> WHAT YOU ARE ASKED TO DO: Your task is to copy every line of the entries that contains "Diesel".

> ITEMS:

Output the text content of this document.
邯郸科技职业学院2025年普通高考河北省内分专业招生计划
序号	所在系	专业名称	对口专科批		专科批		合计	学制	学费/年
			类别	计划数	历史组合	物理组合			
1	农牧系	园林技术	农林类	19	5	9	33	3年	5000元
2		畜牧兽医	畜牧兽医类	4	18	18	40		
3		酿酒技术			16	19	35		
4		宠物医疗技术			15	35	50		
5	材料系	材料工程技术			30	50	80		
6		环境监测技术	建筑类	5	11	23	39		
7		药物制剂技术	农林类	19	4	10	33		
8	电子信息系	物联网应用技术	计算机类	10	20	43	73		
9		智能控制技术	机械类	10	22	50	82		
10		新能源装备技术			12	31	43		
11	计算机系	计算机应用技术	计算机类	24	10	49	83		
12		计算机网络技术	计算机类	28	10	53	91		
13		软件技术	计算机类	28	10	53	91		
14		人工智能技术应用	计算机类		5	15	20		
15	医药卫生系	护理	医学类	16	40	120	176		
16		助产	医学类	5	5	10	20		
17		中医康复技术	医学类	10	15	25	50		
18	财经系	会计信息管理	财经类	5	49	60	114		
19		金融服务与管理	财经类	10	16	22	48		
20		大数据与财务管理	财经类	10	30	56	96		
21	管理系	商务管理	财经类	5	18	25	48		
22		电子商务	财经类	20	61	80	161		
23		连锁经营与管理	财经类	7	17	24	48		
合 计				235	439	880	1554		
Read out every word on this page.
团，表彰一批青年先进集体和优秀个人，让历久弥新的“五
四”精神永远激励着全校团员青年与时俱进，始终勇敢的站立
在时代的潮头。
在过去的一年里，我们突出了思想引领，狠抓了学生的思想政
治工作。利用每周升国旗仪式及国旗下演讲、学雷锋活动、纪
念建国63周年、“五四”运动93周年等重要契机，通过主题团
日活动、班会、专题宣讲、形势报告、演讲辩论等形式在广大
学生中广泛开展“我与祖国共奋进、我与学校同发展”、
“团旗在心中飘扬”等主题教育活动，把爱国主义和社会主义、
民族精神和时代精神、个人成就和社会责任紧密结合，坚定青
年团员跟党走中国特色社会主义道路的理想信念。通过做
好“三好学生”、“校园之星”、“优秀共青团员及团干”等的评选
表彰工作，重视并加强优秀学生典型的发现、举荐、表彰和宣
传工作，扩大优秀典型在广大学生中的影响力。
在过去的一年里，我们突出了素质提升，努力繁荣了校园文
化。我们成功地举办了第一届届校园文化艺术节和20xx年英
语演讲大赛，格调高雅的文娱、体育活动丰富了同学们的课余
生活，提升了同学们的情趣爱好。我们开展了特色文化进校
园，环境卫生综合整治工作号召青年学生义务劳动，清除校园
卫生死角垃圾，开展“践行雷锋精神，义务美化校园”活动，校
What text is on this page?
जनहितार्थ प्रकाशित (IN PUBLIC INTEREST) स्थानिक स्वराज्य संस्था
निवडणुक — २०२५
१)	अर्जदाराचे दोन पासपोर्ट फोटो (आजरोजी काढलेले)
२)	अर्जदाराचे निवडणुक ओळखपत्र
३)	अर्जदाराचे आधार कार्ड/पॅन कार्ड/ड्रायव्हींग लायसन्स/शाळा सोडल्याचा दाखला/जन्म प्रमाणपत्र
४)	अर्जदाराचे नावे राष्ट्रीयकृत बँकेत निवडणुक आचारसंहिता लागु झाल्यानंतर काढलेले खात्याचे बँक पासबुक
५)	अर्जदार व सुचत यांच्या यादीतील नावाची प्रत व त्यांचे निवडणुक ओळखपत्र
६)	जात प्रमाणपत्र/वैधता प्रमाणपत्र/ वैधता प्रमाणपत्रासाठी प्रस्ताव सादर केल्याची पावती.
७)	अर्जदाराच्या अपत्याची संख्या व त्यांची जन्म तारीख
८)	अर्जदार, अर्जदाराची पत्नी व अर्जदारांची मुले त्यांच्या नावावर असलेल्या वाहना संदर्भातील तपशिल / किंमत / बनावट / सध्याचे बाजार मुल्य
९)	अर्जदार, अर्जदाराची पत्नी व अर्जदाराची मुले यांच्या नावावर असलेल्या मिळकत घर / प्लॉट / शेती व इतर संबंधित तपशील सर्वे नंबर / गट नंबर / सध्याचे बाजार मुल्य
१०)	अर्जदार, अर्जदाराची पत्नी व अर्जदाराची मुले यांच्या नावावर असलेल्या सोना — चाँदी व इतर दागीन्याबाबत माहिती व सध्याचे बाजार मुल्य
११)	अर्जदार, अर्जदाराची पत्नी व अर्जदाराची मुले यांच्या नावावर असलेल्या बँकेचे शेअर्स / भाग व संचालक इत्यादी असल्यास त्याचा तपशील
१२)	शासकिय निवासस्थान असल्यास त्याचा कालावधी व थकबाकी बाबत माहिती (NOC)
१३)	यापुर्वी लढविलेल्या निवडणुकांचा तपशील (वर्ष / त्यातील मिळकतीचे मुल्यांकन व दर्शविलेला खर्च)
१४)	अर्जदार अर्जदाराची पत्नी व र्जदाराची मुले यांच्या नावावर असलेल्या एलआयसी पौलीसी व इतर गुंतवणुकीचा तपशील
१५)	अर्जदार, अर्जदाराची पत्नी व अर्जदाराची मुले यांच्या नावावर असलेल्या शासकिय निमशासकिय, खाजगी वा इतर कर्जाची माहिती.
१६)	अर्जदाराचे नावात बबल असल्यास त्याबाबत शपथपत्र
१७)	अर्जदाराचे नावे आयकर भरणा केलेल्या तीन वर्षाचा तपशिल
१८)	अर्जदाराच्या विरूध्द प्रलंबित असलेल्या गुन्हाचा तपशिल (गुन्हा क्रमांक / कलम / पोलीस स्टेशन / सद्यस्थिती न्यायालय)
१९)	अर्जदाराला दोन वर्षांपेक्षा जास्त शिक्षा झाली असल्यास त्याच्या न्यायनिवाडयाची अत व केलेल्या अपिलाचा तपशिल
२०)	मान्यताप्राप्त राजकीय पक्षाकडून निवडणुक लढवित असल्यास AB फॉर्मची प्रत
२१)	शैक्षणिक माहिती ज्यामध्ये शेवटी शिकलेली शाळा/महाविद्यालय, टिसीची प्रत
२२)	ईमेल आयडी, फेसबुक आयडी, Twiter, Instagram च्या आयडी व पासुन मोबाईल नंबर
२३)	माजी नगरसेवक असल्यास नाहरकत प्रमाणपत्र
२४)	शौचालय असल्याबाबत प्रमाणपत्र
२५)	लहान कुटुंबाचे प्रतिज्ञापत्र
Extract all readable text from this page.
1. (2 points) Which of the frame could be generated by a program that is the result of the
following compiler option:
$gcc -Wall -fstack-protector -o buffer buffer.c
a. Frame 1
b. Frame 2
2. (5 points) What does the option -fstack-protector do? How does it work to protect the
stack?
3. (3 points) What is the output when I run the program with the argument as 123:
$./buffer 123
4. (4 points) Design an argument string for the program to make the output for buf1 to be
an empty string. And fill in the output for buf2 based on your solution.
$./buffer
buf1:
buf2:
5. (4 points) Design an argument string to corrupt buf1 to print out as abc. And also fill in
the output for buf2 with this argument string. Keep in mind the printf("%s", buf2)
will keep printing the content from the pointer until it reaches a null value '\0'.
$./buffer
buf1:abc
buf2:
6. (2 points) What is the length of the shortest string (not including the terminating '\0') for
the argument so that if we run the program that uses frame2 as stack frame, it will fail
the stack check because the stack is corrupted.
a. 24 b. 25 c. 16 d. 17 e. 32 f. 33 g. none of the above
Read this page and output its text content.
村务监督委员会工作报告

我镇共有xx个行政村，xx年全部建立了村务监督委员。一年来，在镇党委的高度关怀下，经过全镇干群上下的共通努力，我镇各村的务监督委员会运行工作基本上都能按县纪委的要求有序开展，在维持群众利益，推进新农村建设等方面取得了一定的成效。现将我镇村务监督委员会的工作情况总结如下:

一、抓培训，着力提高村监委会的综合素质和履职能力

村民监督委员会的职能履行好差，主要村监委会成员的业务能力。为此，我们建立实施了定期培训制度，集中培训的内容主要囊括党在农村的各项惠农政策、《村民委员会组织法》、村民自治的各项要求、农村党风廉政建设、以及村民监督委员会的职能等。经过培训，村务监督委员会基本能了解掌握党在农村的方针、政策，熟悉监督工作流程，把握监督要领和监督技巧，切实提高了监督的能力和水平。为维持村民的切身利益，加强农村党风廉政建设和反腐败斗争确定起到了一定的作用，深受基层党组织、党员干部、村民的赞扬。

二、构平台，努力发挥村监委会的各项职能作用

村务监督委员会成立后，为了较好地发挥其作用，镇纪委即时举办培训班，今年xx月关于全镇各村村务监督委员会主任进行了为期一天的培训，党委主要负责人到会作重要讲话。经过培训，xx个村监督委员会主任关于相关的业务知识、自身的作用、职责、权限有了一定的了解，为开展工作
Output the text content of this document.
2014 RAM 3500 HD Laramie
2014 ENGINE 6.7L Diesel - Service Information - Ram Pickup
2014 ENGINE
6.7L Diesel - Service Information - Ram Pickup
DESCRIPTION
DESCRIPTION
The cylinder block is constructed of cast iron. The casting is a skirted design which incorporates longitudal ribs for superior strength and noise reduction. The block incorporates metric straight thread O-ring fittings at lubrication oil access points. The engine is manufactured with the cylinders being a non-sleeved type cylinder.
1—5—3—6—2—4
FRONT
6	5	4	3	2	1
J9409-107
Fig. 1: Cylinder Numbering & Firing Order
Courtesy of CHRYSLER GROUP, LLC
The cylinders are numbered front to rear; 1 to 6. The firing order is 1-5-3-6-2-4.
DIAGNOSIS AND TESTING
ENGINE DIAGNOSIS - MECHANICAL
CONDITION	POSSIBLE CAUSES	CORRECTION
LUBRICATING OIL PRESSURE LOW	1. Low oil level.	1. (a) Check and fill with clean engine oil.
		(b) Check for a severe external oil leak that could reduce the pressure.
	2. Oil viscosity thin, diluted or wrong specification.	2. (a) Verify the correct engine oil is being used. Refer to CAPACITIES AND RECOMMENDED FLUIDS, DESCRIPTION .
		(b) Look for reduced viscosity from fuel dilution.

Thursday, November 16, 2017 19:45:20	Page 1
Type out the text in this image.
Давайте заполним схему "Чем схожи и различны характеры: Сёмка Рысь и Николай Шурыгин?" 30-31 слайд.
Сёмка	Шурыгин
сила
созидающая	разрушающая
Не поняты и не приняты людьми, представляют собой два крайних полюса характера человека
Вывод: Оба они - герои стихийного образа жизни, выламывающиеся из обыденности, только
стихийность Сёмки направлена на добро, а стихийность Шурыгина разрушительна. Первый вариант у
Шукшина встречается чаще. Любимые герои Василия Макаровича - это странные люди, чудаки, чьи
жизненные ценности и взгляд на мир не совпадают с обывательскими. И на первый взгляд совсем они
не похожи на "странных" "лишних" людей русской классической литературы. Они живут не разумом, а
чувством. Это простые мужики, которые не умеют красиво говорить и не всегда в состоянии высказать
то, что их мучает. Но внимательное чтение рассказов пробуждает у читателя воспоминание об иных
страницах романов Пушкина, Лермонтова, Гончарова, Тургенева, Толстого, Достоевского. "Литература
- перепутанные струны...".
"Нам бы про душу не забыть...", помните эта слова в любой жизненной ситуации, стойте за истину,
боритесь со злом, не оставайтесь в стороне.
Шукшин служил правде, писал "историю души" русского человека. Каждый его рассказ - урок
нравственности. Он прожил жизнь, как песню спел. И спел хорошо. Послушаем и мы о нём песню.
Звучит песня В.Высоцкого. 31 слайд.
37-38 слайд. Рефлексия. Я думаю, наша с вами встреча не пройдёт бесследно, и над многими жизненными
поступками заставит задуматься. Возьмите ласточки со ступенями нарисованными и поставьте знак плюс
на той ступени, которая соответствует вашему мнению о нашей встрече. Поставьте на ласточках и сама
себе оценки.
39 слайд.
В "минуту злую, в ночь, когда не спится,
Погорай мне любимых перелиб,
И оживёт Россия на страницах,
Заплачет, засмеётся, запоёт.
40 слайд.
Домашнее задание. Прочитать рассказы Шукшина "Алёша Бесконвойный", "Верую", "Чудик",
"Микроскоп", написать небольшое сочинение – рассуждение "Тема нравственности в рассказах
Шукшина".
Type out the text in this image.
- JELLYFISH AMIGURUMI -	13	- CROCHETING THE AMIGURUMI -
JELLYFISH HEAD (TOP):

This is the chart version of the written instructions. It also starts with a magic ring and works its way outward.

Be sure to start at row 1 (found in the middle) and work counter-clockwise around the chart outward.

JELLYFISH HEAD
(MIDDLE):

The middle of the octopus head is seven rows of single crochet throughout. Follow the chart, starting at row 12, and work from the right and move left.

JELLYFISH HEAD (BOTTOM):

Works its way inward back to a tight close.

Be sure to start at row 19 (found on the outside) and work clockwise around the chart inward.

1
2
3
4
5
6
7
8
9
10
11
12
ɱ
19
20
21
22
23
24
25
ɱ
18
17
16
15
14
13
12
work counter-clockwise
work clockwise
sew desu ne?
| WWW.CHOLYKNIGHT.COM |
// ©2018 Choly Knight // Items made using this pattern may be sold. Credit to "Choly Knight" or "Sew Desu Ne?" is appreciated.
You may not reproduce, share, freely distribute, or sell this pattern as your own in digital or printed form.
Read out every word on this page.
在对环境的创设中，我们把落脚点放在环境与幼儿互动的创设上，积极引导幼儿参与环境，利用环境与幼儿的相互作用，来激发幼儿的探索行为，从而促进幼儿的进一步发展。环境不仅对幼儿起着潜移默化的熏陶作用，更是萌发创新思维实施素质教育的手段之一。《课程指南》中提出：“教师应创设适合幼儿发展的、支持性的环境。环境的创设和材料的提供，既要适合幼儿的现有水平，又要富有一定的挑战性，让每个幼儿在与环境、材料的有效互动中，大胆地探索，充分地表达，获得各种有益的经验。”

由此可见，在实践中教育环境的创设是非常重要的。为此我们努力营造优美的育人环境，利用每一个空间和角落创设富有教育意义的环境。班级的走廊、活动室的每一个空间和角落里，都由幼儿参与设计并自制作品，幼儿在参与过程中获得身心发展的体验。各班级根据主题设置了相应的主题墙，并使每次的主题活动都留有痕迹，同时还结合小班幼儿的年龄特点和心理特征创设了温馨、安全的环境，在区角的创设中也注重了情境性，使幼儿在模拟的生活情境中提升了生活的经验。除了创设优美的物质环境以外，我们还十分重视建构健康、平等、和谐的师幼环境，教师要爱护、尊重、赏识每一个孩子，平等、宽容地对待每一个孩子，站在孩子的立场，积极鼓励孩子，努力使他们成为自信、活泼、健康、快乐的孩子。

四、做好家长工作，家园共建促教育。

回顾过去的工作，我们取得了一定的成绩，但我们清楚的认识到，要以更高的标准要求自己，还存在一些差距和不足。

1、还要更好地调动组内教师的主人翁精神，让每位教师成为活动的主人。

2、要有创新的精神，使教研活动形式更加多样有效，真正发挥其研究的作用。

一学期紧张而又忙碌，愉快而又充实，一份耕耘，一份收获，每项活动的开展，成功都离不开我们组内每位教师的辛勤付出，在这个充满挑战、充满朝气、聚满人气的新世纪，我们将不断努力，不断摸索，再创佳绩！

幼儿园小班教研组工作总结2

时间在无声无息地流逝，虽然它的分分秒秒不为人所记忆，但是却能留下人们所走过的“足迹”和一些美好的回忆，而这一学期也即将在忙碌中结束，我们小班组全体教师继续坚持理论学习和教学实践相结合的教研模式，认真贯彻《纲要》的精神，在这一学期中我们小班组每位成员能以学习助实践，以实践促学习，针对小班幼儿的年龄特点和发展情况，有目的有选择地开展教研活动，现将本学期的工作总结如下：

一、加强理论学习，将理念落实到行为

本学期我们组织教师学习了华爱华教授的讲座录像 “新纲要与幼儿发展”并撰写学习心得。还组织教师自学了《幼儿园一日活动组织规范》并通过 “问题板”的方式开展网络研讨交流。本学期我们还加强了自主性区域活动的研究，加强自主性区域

> OUTPUT OF THE EXERCISE:
2014 ENGINE 6.7L Diesel - Service Information - Ram Pickup
6.7L Diesel - Service Information - Ram Pickup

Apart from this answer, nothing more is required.